(Recorded data)

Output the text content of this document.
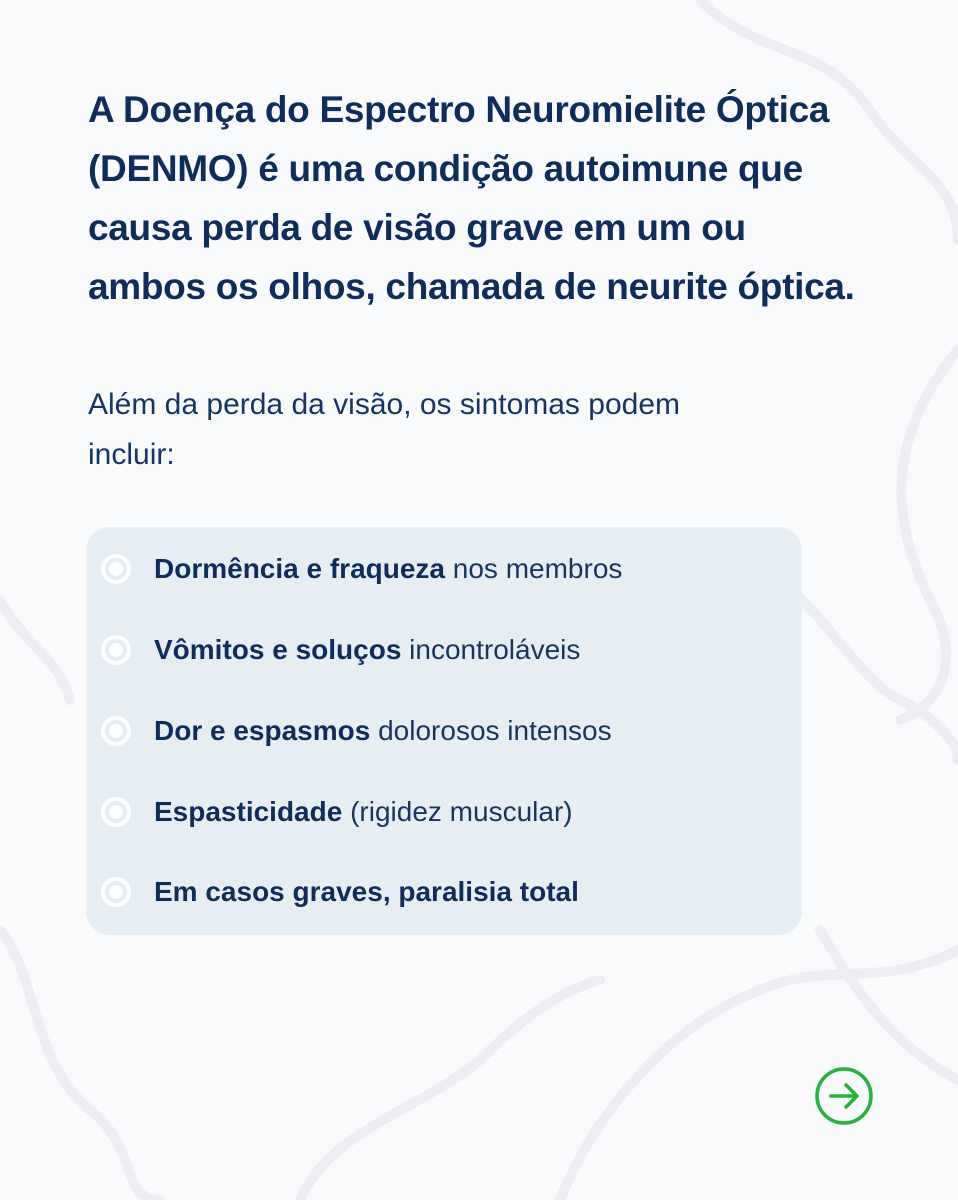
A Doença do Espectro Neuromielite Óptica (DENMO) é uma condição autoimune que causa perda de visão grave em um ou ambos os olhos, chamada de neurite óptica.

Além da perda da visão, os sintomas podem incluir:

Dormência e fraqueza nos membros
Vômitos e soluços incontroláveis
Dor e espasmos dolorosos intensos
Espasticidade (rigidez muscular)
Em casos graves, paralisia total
--
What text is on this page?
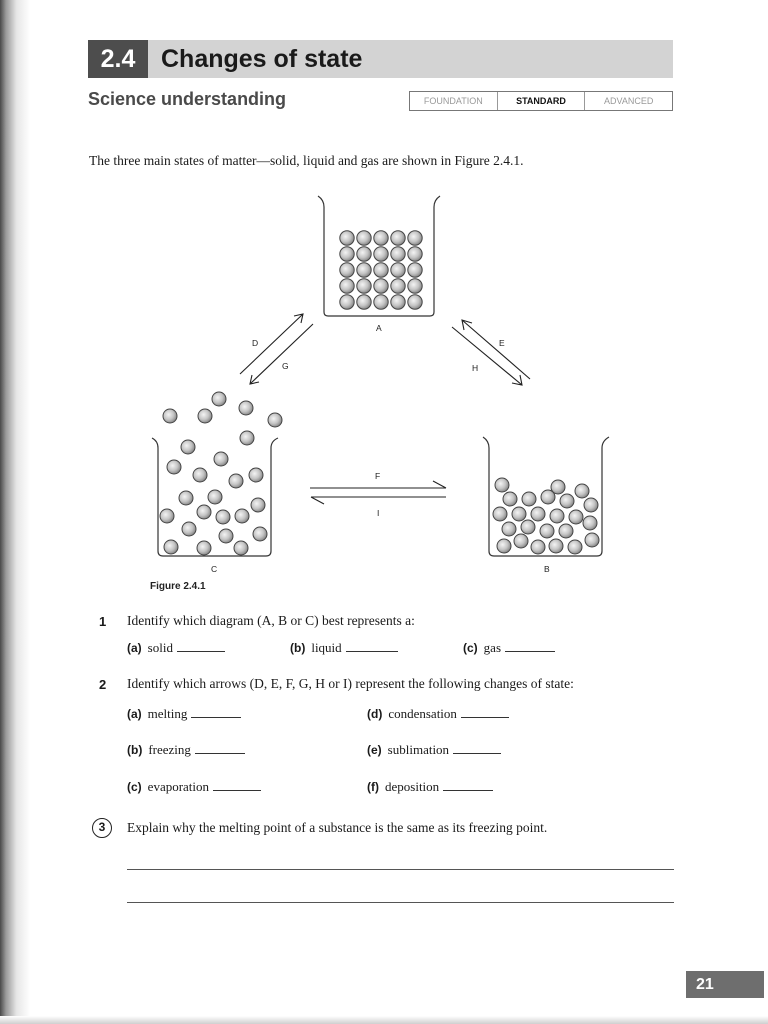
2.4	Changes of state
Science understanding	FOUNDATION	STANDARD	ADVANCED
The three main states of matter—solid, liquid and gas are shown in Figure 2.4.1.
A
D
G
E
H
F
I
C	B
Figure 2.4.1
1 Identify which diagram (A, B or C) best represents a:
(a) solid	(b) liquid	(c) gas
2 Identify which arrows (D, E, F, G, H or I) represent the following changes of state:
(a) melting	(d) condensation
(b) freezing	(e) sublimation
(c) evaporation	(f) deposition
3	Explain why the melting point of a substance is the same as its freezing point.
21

▸ **Goal of the exercise**
Copy all lines from the material that contain "freezing".

▸ **Complete response**
(b) freezing	(e) sublimation
3	Explain why the melting point of a substance is the same as its freezing point.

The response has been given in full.